◆ **DO THIS**: Copy out the entries below in full and exactly.

(Rows from a figure dataset)

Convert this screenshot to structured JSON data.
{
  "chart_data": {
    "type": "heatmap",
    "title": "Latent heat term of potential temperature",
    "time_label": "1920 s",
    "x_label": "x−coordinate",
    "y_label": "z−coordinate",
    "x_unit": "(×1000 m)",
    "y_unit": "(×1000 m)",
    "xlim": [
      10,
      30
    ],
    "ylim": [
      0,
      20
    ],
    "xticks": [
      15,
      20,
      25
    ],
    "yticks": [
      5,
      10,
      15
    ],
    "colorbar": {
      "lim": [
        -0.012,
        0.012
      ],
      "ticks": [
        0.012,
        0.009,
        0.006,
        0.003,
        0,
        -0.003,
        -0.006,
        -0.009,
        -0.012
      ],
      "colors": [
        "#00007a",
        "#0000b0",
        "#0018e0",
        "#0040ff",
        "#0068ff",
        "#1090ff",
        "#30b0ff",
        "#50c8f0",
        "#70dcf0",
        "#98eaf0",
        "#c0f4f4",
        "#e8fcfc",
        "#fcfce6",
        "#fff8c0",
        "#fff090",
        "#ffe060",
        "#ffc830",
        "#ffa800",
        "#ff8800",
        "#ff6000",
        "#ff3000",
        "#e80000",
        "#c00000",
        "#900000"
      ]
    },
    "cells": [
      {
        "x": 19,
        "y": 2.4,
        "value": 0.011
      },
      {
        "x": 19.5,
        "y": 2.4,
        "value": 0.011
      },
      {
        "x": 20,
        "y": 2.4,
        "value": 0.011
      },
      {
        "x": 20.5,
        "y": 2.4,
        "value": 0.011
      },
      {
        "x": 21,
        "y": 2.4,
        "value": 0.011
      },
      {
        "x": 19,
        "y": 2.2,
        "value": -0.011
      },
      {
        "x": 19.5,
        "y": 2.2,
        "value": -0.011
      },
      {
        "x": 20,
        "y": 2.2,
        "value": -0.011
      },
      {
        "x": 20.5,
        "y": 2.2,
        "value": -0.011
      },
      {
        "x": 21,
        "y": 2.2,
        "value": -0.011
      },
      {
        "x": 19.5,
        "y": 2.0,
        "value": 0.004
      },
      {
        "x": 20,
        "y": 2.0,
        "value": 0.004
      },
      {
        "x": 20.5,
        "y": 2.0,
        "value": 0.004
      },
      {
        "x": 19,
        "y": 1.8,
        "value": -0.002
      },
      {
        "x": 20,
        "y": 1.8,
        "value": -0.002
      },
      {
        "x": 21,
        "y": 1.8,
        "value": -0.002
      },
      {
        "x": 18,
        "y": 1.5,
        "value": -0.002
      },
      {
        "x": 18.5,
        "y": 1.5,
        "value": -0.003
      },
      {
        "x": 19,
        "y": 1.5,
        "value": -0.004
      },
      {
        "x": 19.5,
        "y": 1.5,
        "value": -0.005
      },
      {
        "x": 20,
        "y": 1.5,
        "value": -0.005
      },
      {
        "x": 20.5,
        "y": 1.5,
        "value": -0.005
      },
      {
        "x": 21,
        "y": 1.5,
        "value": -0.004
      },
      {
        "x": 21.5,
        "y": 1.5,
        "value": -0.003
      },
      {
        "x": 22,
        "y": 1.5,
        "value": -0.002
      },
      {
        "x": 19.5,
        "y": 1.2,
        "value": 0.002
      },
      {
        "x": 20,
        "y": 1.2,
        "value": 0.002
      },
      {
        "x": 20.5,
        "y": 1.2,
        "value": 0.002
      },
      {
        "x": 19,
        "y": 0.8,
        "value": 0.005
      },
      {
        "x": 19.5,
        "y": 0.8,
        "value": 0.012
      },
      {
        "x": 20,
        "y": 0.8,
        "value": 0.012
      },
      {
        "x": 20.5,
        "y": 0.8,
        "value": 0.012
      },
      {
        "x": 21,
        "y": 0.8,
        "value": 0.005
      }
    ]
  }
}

◆ **FINISHED TASK**:
Convert this screenshot to structured JSON data.
{
  "chart_data": {
    "type": "heatmap",
    "title": "Latent heat term of potential temperature",
    "time_label": "1920 s",
    "x_label": "x−coordinate",
    "y_label": "z−coordinate",
    "x_unit": "(×1000 m)",
    "y_unit": "(×1000 m)",
    "xlim": [
      10,
      30
    ],
    "ylim": [
      0,
      20
    ],
    "xticks": [
      15,
      20,
      25
    ],
    "yticks": [
      5,
      10,
      15
    ],
    "colorbar": {
      "lim": [
        -0.012,
        0.012
      ],
      "ticks": [
        0.012,
        0.009,
        0.006,
        0.003,
        0,
        -0.003,
        -0.006,
        -0.009,
        -0.012
      ],
      "colors": [
        "#00007a",
        "#0000b0",
        "#0018e0",
        "#0040ff",
        "#0068ff",
        "#1090ff",
        "#30b0ff",
        "#50c8f0",
        "#70dcf0",
        "#98eaf0",
        "#c0f4f4",
        "#e8fcfc",
        "#fcfce6",
        "#fff8c0",
        "#fff090",
        "#ffe060",
        "#ffc830",
        "#ffa800",
        "#ff8800",
        "#ff6000",
        "#ff3000",
        "#e80000",
        "#c00000",
        "#900000"
      ]
    },
    "cells": [
      {
        "x": 19,
        "y": 2.4,
        "value": 0.011
      },
      {
        "x": 19.5,
        "y": 2.4,
        "value": 0.011
      },
      {
        "x": 20,
        "y": 2.4,
        "value": 0.011
      },
      {
        "x": 20.5,
        "y": 2.4,
        "value": 0.011
      },
      {
        "x": 21,
        "y": 2.4,
        "value": 0.011
      },
      {
        "x": 19,
        "y": 2.2,
        "value": -0.011
      },
      {
        "x": 19.5,
        "y": 2.2,
        "value": -0.011
      },
      {
        "x": 20,
        "y": 2.2,
        "value": -0.011
      },
      {
        "x": 20.5,
        "y": 2.2,
        "value": -0.011
      },
      {
        "x": 21,
        "y": 2.2,
        "value": -0.011
      },
      {
        "x": 19.5,
        "y": 2.0,
        "value": 0.004
      },
      {
        "x": 20,
        "y": 2.0,
        "value": 0.004
      },
      {
        "x": 20.5,
        "y": 2.0,
        "value": 0.004
      },
      {
        "x": 19,
        "y": 1.8,
        "value": -0.002
      },
      {
        "x": 20,
        "y": 1.8,
        "value": -0.002
      },
      {
        "x": 21,
        "y": 1.8,
        "value": -0.002
      },
      {
        "x": 18,
        "y": 1.5,
        "value": -0.002
      },
      {
        "x": 18.5,
        "y": 1.5,
        "value": -0.003
      },
      {
        "x": 19,
        "y": 1.5,
        "value": -0.004
      },
      {
        "x": 19.5,
        "y": 1.5,
        "value": -0.005
      },
      {
        "x": 20,
        "y": 1.5,
        "value": -0.005
      },
      {
        "x": 20.5,
        "y": 1.5,
        "value": -0.005
      },
      {
        "x": 21,
        "y": 1.5,
        "value": -0.004
      },
      {
        "x": 21.5,
        "y": 1.5,
        "value": -0.003
      },
      {
        "x": 22,
        "y": 1.5,
        "value": -0.002
      },
      {
        "x": 19.5,
        "y": 1.2,
        "value": 0.002
      },
      {
        "x": 20,
        "y": 1.2,
        "value": 0.002
      },
      {
        "x": 20.5,
        "y": 1.2,
        "value": 0.002
      },
      {
        "x": 19,
        "y": 0.8,
        "value": 0.005
      },
      {
        "x": 19.5,
        "y": 0.8,
        "value": 0.012
      },
      {
        "x": 20,
        "y": 0.8,
        "value": 0.012
      },
      {
        "x": 20.5,
        "y": 0.8,
        "value": 0.012
      },
      {
        "x": 21,
        "y": 0.8,
        "value": 0.005
      }
    ]
  }
}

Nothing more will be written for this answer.